# [SUPPLIED MATERIAL]
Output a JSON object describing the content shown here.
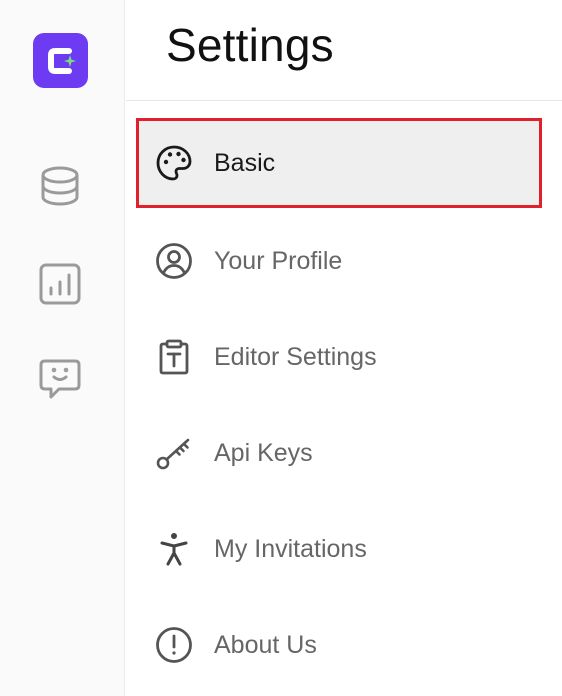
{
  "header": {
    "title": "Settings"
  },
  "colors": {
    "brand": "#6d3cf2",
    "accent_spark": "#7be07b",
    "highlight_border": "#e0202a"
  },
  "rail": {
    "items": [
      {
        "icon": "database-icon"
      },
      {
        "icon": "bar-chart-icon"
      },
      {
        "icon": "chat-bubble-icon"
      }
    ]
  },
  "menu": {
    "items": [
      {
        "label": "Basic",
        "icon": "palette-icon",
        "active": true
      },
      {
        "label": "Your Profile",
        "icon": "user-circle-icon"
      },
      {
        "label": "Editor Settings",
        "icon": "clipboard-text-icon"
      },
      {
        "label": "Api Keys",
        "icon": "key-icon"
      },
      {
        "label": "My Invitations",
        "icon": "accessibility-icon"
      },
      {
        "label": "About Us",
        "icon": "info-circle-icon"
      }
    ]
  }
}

# [WRITTEN REQUEST]
Print the whole listing above once more, word for word, without its pictures.

# [SOLUTION FOR THIS TASK]
Output a JSON object describing the content shown here.
{
  "header": {
    "title": "Settings"
  },
  "colors": {
    "brand": "#6d3cf2",
    "accent_spark": "#7be07b",
    "highlight_border": "#e0202a"
  },
  "rail": {
    "items": [
      {
        "icon": "database-icon"
      },
      {
        "icon": "bar-chart-icon"
      },
      {
        "icon": "chat-bubble-icon"
      }
    ]
  },
  "menu": {
    "items": [
      {
        "label": "Basic",
        "icon": "palette-icon",
        "active": true
      },
      {
        "label": "Your Profile",
        "icon": "user-circle-icon"
      },
      {
        "label": "Editor Settings",
        "icon": "clipboard-text-icon"
      },
      {
        "label": "Api Keys",
        "icon": "key-icon"
      },
      {
        "label": "My Invitations",
        "icon": "accessibility-icon"
      },
      {
        "label": "About Us",
        "icon": "info-circle-icon"
      }
    ]
  }
}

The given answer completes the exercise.